__Exercise__:
Reproduce the entries below in full, word for word.
══════════════════════════════
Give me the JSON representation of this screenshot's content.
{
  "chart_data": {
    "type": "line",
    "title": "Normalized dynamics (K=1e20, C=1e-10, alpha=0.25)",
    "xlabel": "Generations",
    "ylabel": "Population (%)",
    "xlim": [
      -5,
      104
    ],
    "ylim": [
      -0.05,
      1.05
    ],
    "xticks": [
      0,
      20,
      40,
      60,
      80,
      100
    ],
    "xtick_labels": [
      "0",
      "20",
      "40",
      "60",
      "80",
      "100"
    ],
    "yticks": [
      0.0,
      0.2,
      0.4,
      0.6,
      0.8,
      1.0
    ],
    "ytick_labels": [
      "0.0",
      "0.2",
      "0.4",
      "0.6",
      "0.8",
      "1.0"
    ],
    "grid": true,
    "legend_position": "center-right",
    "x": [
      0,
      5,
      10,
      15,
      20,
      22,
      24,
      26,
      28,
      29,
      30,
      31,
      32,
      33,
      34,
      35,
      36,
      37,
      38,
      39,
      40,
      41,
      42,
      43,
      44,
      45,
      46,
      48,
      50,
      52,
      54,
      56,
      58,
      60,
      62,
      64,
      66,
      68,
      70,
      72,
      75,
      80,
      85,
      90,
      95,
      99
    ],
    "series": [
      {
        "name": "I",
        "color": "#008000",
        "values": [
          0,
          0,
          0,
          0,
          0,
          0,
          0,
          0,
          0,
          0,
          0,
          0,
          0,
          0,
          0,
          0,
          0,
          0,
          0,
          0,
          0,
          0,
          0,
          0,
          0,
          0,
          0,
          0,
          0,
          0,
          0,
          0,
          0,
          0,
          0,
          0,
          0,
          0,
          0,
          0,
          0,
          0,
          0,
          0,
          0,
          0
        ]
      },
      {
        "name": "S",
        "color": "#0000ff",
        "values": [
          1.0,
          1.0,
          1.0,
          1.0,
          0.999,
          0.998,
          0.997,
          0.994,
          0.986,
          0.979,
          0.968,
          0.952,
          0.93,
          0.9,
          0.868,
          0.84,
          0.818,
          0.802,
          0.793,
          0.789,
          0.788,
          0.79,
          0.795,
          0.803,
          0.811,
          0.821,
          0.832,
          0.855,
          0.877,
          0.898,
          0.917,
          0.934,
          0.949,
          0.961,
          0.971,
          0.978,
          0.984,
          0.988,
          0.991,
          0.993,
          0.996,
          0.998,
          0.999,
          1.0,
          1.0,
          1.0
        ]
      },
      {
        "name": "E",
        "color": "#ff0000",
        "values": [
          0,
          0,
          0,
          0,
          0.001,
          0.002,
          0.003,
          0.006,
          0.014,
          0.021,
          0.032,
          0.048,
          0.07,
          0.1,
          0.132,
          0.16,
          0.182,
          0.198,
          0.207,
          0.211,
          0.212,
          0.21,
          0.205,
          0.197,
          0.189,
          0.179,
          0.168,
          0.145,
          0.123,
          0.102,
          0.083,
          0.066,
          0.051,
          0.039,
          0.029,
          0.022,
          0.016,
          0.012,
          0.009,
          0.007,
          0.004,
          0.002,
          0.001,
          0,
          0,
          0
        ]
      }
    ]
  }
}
══════════════════════════════
__Solved exercise__:
Give me the JSON representation of this screenshot's content.
{
  "chart_data": {
    "type": "line",
    "title": "Normalized dynamics (K=1e20, C=1e-10, alpha=0.25)",
    "xlabel": "Generations",
    "ylabel": "Population (%)",
    "xlim": [
      -5,
      104
    ],
    "ylim": [
      -0.05,
      1.05
    ],
    "xticks": [
      0,
      20,
      40,
      60,
      80,
      100
    ],
    "xtick_labels": [
      "0",
      "20",
      "40",
      "60",
      "80",
      "100"
    ],
    "yticks": [
      0.0,
      0.2,
      0.4,
      0.6,
      0.8,
      1.0
    ],
    "ytick_labels": [
      "0.0",
      "0.2",
      "0.4",
      "0.6",
      "0.8",
      "1.0"
    ],
    "grid": true,
    "legend_position": "center-right",
    "x": [
      0,
      5,
      10,
      15,
      20,
      22,
      24,
      26,
      28,
      29,
      30,
      31,
      32,
      33,
      34,
      35,
      36,
      37,
      38,
      39,
      40,
      41,
      42,
      43,
      44,
      45,
      46,
      48,
      50,
      52,
      54,
      56,
      58,
      60,
      62,
      64,
      66,
      68,
      70,
      72,
      75,
      80,
      85,
      90,
      95,
      99
    ],
    "series": [
      {
        "name": "I",
        "color": "#008000",
        "values": [
          0,
          0,
          0,
          0,
          0,
          0,
          0,
          0,
          0,
          0,
          0,
          0,
          0,
          0,
          0,
          0,
          0,
          0,
          0,
          0,
          0,
          0,
          0,
          0,
          0,
          0,
          0,
          0,
          0,
          0,
          0,
          0,
          0,
          0,
          0,
          0,
          0,
          0,
          0,
          0,
          0,
          0,
          0,
          0,
          0,
          0
        ]
      },
      {
        "name": "S",
        "color": "#0000ff",
        "values": [
          1.0,
          1.0,
          1.0,
          1.0,
          0.999,
          0.998,
          0.997,
          0.994,
          0.986,
          0.979,
          0.968,
          0.952,
          0.93,
          0.9,
          0.868,
          0.84,
          0.818,
          0.802,
          0.793,
          0.789,
          0.788,
          0.79,
          0.795,
          0.803,
          0.811,
          0.821,
          0.832,
          0.855,
          0.877,
          0.898,
          0.917,
          0.934,
          0.949,
          0.961,
          0.971,
          0.978,
          0.984,
          0.988,
          0.991,
          0.993,
          0.996,
          0.998,
          0.999,
          1.0,
          1.0,
          1.0
        ]
      },
      {
        "name": "E",
        "color": "#ff0000",
        "values": [
          0,
          0,
          0,
          0,
          0.001,
          0.002,
          0.003,
          0.006,
          0.014,
          0.021,
          0.032,
          0.048,
          0.07,
          0.1,
          0.132,
          0.16,
          0.182,
          0.198,
          0.207,
          0.211,
          0.212,
          0.21,
          0.205,
          0.197,
          0.189,
          0.179,
          0.168,
          0.145,
          0.123,
          0.102,
          0.083,
          0.066,
          0.051,
          0.039,
          0.029,
          0.022,
          0.016,
          0.012,
          0.009,
          0.007,
          0.004,
          0.002,
          0.001,
          0,
          0,
          0
        ]
      }
    ]
  }
}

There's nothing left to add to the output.